▶ _CHALLENGE_: Transcribe the records below exactly as they appear, omitting any pictures.

Data listing:
######
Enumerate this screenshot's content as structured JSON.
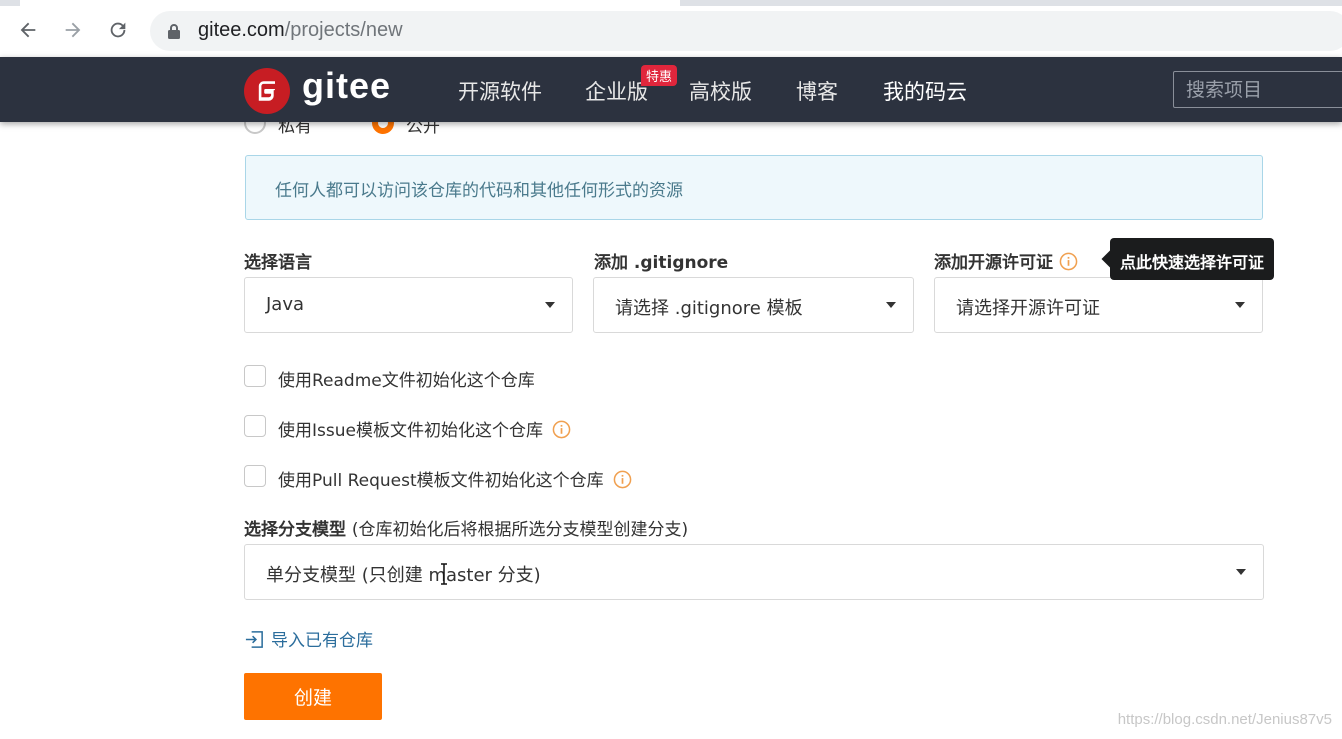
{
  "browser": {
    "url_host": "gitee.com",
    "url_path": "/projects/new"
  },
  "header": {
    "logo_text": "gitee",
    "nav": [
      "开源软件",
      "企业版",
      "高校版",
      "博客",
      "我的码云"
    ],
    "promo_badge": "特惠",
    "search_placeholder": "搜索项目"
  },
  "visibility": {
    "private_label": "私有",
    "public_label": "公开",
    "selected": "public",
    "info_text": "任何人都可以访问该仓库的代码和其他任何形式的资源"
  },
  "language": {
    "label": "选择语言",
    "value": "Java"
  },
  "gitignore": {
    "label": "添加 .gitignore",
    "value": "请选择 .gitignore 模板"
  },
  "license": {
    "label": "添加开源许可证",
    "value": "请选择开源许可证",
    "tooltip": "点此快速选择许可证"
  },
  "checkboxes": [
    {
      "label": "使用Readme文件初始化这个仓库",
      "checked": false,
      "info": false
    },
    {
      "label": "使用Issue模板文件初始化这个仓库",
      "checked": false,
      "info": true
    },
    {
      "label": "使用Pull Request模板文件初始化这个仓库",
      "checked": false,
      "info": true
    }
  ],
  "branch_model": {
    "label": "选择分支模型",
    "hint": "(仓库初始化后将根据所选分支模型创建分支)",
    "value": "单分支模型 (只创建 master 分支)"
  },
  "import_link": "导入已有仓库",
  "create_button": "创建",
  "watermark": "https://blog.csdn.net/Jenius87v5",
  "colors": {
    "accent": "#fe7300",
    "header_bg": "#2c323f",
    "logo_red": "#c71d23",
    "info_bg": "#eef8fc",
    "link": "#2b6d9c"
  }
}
######
▶ _WRITTEN SOLUTION_:
Enumerate this screenshot's content as structured JSON.
{
  "browser": {
    "url_host": "gitee.com",
    "url_path": "/projects/new"
  },
  "header": {
    "logo_text": "gitee",
    "nav": [
      "开源软件",
      "企业版",
      "高校版",
      "博客",
      "我的码云"
    ],
    "promo_badge": "特惠",
    "search_placeholder": "搜索项目"
  },
  "visibility": {
    "private_label": "私有",
    "public_label": "公开",
    "selected": "public",
    "info_text": "任何人都可以访问该仓库的代码和其他任何形式的资源"
  },
  "language": {
    "label": "选择语言",
    "value": "Java"
  },
  "gitignore": {
    "label": "添加 .gitignore",
    "value": "请选择 .gitignore 模板"
  },
  "license": {
    "label": "添加开源许可证",
    "value": "请选择开源许可证",
    "tooltip": "点此快速选择许可证"
  },
  "checkboxes": [
    {
      "label": "使用Readme文件初始化这个仓库",
      "checked": false,
      "info": false
    },
    {
      "label": "使用Issue模板文件初始化这个仓库",
      "checked": false,
      "info": true
    },
    {
      "label": "使用Pull Request模板文件初始化这个仓库",
      "checked": false,
      "info": true
    }
  ],
  "branch_model": {
    "label": "选择分支模型",
    "hint": "(仓库初始化后将根据所选分支模型创建分支)",
    "value": "单分支模型 (只创建 master 分支)"
  },
  "import_link": "导入已有仓库",
  "create_button": "创建",
  "watermark": "https://blog.csdn.net/Jenius87v5",
  "colors": {
    "accent": "#fe7300",
    "header_bg": "#2c323f",
    "logo_red": "#c71d23",
    "info_bg": "#eef8fc",
    "link": "#2b6d9c"
  }
}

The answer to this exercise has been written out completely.